**Problem description:** Copy out every one of the lines below word for word, but leave the pictures out.

Dataset entries:

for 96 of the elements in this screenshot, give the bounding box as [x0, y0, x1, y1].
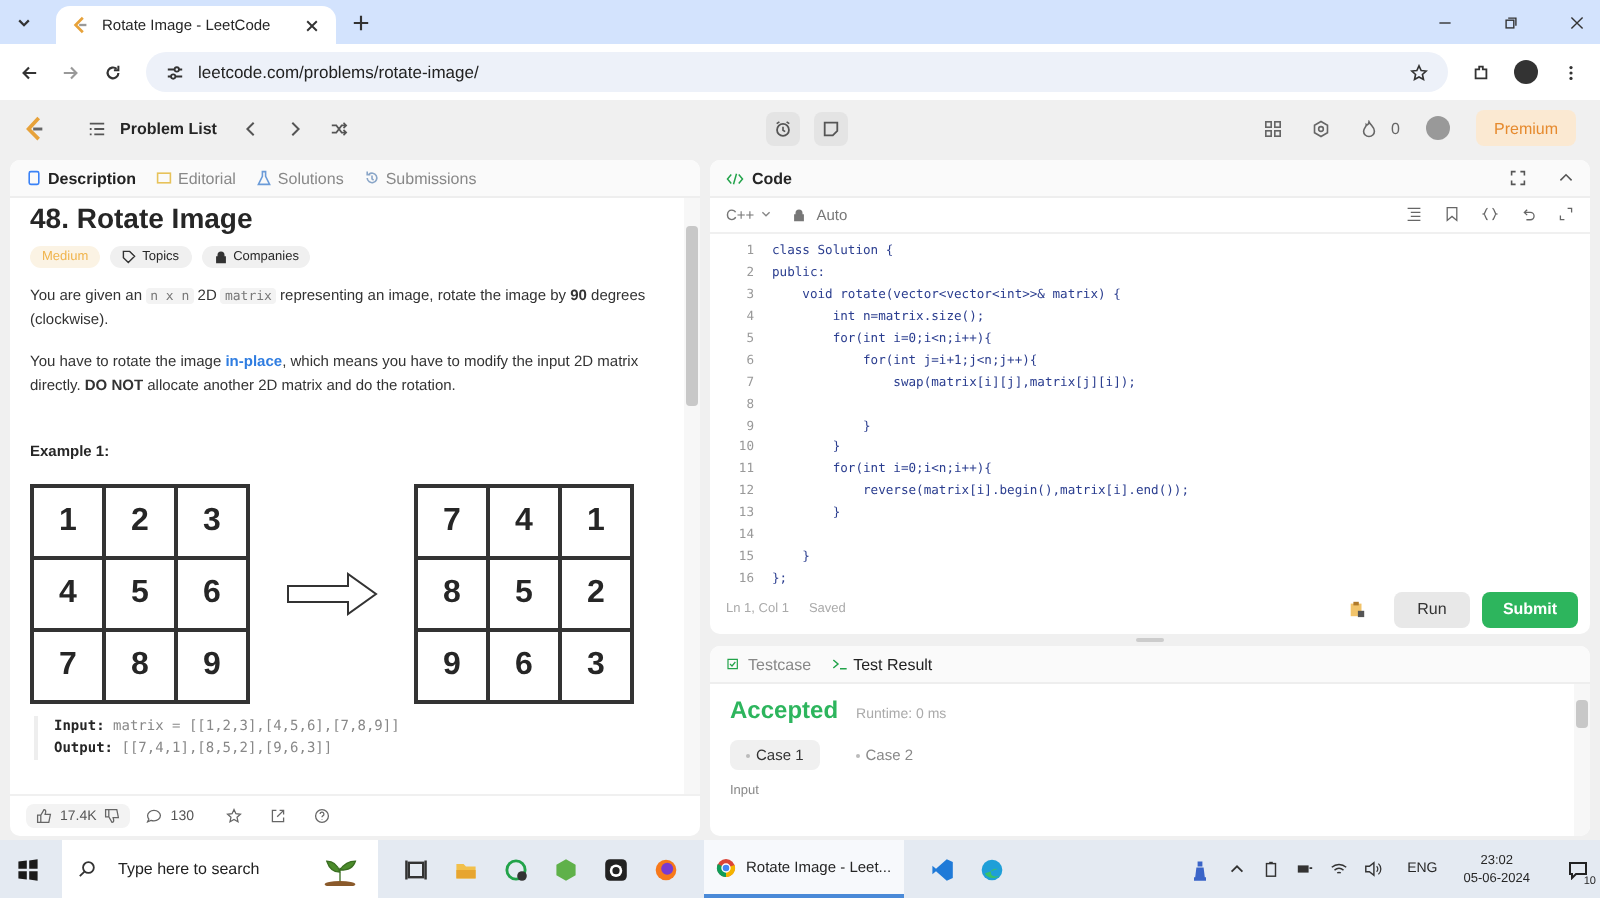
- panel-tab[interactable]: Testcase: [726, 655, 812, 673]
- tab-icon: [363, 170, 380, 186]
- scrollbar-thumb[interactable]: [686, 226, 698, 406]
- matrix-cell: 5: [104, 558, 176, 630]
- lock-icon: [792, 207, 807, 222]
- run-button[interactable]: Run: [1394, 591, 1470, 628]
- panel-tab[interactable]: Description: [26, 169, 137, 187]
- tab-list-icon[interactable]: [16, 14, 32, 30]
- terminal-icon: [831, 656, 848, 672]
- matrix-cell: 9: [176, 630, 248, 702]
- close-icon[interactable]: [1570, 15, 1584, 29]
- wifi-icon[interactable]: [1329, 860, 1348, 878]
- matrix-cell: 3: [560, 630, 632, 702]
- help-icon[interactable]: [313, 808, 330, 824]
- site-settings-icon[interactable]: [166, 63, 184, 81]
- tab-icon: [255, 170, 272, 186]
- browser-icon[interactable]: [654, 857, 678, 881]
- matrix-cell: 6: [176, 558, 248, 630]
- panel-title: Code: [752, 169, 792, 187]
- matrix-cell: 7: [32, 630, 104, 702]
- thumbs-down-icon: [104, 808, 121, 824]
- profile-avatar[interactable]: [1514, 60, 1538, 84]
- back-icon[interactable]: [20, 63, 38, 81]
- resize-handle[interactable]: [1136, 638, 1164, 642]
- braces-icon[interactable]: [1482, 206, 1498, 223]
- tag-icon: [122, 250, 137, 264]
- matrix-cell: 5: [488, 558, 560, 630]
- matrix-cell: 9: [416, 630, 488, 702]
- problem-title: 48. Rotate Image: [30, 202, 255, 234]
- star-icon[interactable]: [225, 808, 242, 824]
- matrix-cell: 7: [416, 486, 488, 558]
- alarm-clock-icon: [773, 119, 791, 137]
- format-icon[interactable]: [1406, 206, 1422, 223]
- message-icon: [1568, 859, 1588, 879]
- matrix-cell: 2: [104, 486, 176, 558]
- streak-count: 0: [1391, 119, 1400, 137]
- note-icon: [821, 119, 839, 137]
- flame-icon: [1359, 119, 1378, 137]
- extensions-icon[interactable]: [1472, 63, 1490, 81]
- caret-icon: [760, 208, 773, 221]
- task-view-icon[interactable]: [404, 857, 428, 881]
- undo-icon[interactable]: [1520, 206, 1536, 223]
- verdict-label: Accepted: [730, 696, 839, 724]
- battery-icon[interactable]: [1261, 860, 1280, 878]
- notes-button[interactable]: [813, 111, 847, 145]
- lock-icon: [213, 250, 228, 264]
- chevron-up-icon[interactable]: [1227, 860, 1246, 878]
- settings-icon[interactable]: [1311, 119, 1330, 137]
- bookmark-star-icon[interactable]: [1410, 63, 1428, 81]
- matrix-cell: 1: [560, 486, 632, 558]
- chat-app-icon[interactable]: [504, 857, 528, 881]
- problem-list-link[interactable]: Problem List: [120, 119, 217, 137]
- matrix-cell: 2: [560, 558, 632, 630]
- matrix-cell: 8: [416, 558, 488, 630]
- grid-icon[interactable]: [1263, 119, 1282, 137]
- collapse-icon[interactable]: [1558, 170, 1574, 186]
- tab-icon: [26, 170, 42, 186]
- new-tab-icon[interactable]: [352, 13, 370, 31]
- chrome-icon: [716, 857, 736, 877]
- bookmark-icon[interactable]: [1444, 206, 1460, 223]
- forward-icon[interactable]: [62, 63, 80, 81]
- search-input[interactable]: Type here to search: [114, 858, 300, 880]
- leetcode-logo-icon[interactable]: [24, 115, 46, 141]
- matrix-cell: 4: [32, 558, 104, 630]
- speaker-icon[interactable]: [1363, 860, 1382, 878]
- search-icon: [78, 860, 96, 878]
- close-icon[interactable]: [304, 17, 320, 33]
- shuffle-icon[interactable]: [330, 119, 349, 137]
- address-bar[interactable]: leetcode.com/problems/rotate-image/: [146, 52, 1448, 92]
- code-icon: [726, 169, 744, 187]
- matrix-cell: 1: [32, 486, 104, 558]
- matrix-cell: 6: [488, 630, 560, 702]
- panel-tab[interactable]: Test Result: [831, 655, 933, 673]
- tab-icon: [156, 170, 173, 186]
- taskbar-search-bar[interactable]: Type here to search: [62, 840, 378, 898]
- maximize-icon[interactable]: [1510, 170, 1526, 186]
- checkbox-icon: [726, 656, 742, 672]
- restore-icon[interactable]: [1504, 15, 1518, 29]
- matrix-cell: 4: [488, 486, 560, 558]
- arrow-icon: [286, 572, 378, 616]
- start-icon[interactable]: [16, 857, 40, 881]
- thumbs-up-icon: [36, 808, 52, 824]
- matrix-cell: 3: [176, 486, 248, 558]
- site-logo-icon: [72, 16, 90, 34]
- share-icon[interactable]: [269, 808, 286, 824]
- scrollbar-thumb[interactable]: [1576, 700, 1588, 728]
- network-icon[interactable]: [1295, 860, 1314, 878]
- clipboard-icon[interactable]: [1348, 600, 1366, 619]
- reload-icon[interactable]: [104, 63, 122, 81]
- matrix-cell: 8: [104, 630, 176, 702]
- list-icon: [88, 119, 106, 137]
- timer-button[interactable]: [765, 111, 799, 145]
- next-icon[interactable]: [286, 119, 305, 137]
- comment-icon: [146, 808, 163, 824]
- expand-icon[interactable]: [1558, 206, 1574, 223]
- code-editor-icon[interactable]: [929, 857, 954, 881]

**Output of the exercise:**
for 96 of the elements in this screenshot, give the bounding box as [x0, y0, x1, y1].
- panel-tab[interactable]: Testcase: [726, 655, 812, 673]
- tab-icon: [363, 170, 380, 186]
- scrollbar-thumb[interactable]: [686, 226, 698, 406]
- matrix-cell: 5: [104, 558, 176, 630]
- lock-icon: [792, 207, 807, 222]
- run-button[interactable]: Run: [1394, 591, 1470, 628]
- panel-tab[interactable]: Description: [26, 169, 137, 187]
- tab-list-icon[interactable]: [16, 14, 32, 30]
- terminal-icon: [831, 656, 848, 672]
- matrix-cell: 9: [176, 630, 248, 702]
- close-icon[interactable]: [1570, 15, 1584, 29]
- wifi-icon[interactable]: [1329, 860, 1348, 878]
- matrix-cell: 3: [560, 630, 632, 702]
- help-icon[interactable]: [313, 808, 330, 824]
- site-settings-icon[interactable]: [166, 63, 184, 81]
- tab-icon: [255, 170, 272, 186]
- browser-icon[interactable]: [654, 857, 678, 881]
- matrix-cell: 6: [176, 558, 248, 630]
- panel-title: Code: [752, 169, 792, 187]
- matrix-cell: 7: [32, 630, 104, 702]
- thumbs-down-icon: [104, 808, 121, 824]
- profile-avatar[interactable]: [1514, 60, 1538, 84]
- back-icon[interactable]: [20, 63, 38, 81]
- resize-handle[interactable]: [1136, 638, 1164, 642]
- braces-icon[interactable]: [1482, 206, 1498, 223]
- tag-icon: [122, 250, 137, 264]
- matrix-cell: 5: [488, 558, 560, 630]
- matrix-cell: 9: [416, 630, 488, 702]
- problem-title: 48. Rotate Image: [30, 202, 255, 234]
- star-icon[interactable]: [225, 808, 242, 824]
- matrix-cell: 7: [416, 486, 488, 558]
- alarm-clock-icon: [773, 119, 791, 137]
- format-icon[interactable]: [1406, 206, 1422, 223]
- message-icon: [1568, 859, 1588, 879]
- matrix-cell: 2: [104, 486, 176, 558]
- streak-count: 0: [1391, 119, 1400, 137]
- note-icon: [821, 119, 839, 137]
- flame-icon: [1359, 119, 1378, 137]
- extensions-icon[interactable]: [1472, 63, 1490, 81]
- caret-icon: [760, 208, 773, 221]
- task-view-icon[interactable]: [404, 857, 428, 881]
- undo-icon[interactable]: [1520, 206, 1536, 223]
- verdict-label: Accepted: [730, 696, 839, 724]
- battery-icon[interactable]: [1261, 860, 1280, 878]
- notes-button[interactable]: [813, 111, 847, 145]
- lock-icon: [213, 250, 228, 264]
- chevron-up-icon[interactable]: [1227, 860, 1246, 878]
- settings-icon[interactable]: [1311, 119, 1330, 137]
- bookmark-star-icon[interactable]: [1410, 63, 1428, 81]
- matrix-cell: 1: [560, 486, 632, 558]
- chat-app-icon[interactable]: [504, 857, 528, 881]
- problem-list-link[interactable]: Problem List: [120, 119, 217, 137]
- matrix-cell: 2: [560, 558, 632, 630]
- matrix-cell: 8: [416, 558, 488, 630]
- grid-icon[interactable]: [1263, 119, 1282, 137]
- collapse-icon[interactable]: [1558, 170, 1574, 186]
- tab-icon: [26, 170, 42, 186]
- new-tab-icon[interactable]: [352, 13, 370, 31]
- chrome-icon: [716, 857, 736, 877]
- bookmark-icon[interactable]: [1444, 206, 1460, 223]
- forward-icon[interactable]: [62, 63, 80, 81]
- search-input[interactable]: Type here to search: [114, 858, 300, 880]
- leetcode-logo-icon[interactable]: [24, 115, 46, 141]
- matrix-cell: 4: [32, 558, 104, 630]
- speaker-icon[interactable]: [1363, 860, 1382, 878]
- search-icon: [78, 860, 96, 878]
- close-icon[interactable]: [304, 17, 320, 33]
- shuffle-icon[interactable]: [330, 119, 349, 137]
- address-bar[interactable]: leetcode.com/problems/rotate-image/: [146, 52, 1448, 92]
- code-icon: [726, 169, 744, 187]
- matrix-cell: 1: [32, 486, 104, 558]
- matrix-cell: 6: [488, 630, 560, 702]
- panel-tab[interactable]: Test Result: [831, 655, 933, 673]
- tab-icon: [156, 170, 173, 186]
- taskbar-search-bar[interactable]: Type here to search: [62, 840, 378, 898]
- maximize-icon[interactable]: [1510, 170, 1526, 186]
- checkbox-icon: [726, 656, 742, 672]
- restore-icon[interactable]: [1504, 15, 1518, 29]
- matrix-cell: 4: [488, 486, 560, 558]
- arrow-icon: [286, 572, 378, 616]
- start-icon[interactable]: [16, 857, 40, 881]
- thumbs-up-icon: [36, 808, 52, 824]
- matrix-cell: 3: [176, 486, 248, 558]
- site-logo-icon: [72, 16, 90, 34]
- share-icon[interactable]: [269, 808, 286, 824]
- scrollbar-thumb[interactable]: [1576, 700, 1588, 728]
- network-icon[interactable]: [1295, 860, 1314, 878]
- clipboard-icon[interactable]: [1348, 600, 1366, 619]
- reload-icon[interactable]: [104, 63, 122, 81]
- matrix-cell: 8: [104, 630, 176, 702]
- list-icon: [88, 119, 106, 137]
- timer-button[interactable]: [765, 111, 799, 145]
- next-icon[interactable]: [286, 119, 305, 137]
- comment-icon: [146, 808, 163, 824]
- expand-icon[interactable]: [1558, 206, 1574, 223]
- code-editor-icon[interactable]: [929, 857, 954, 881]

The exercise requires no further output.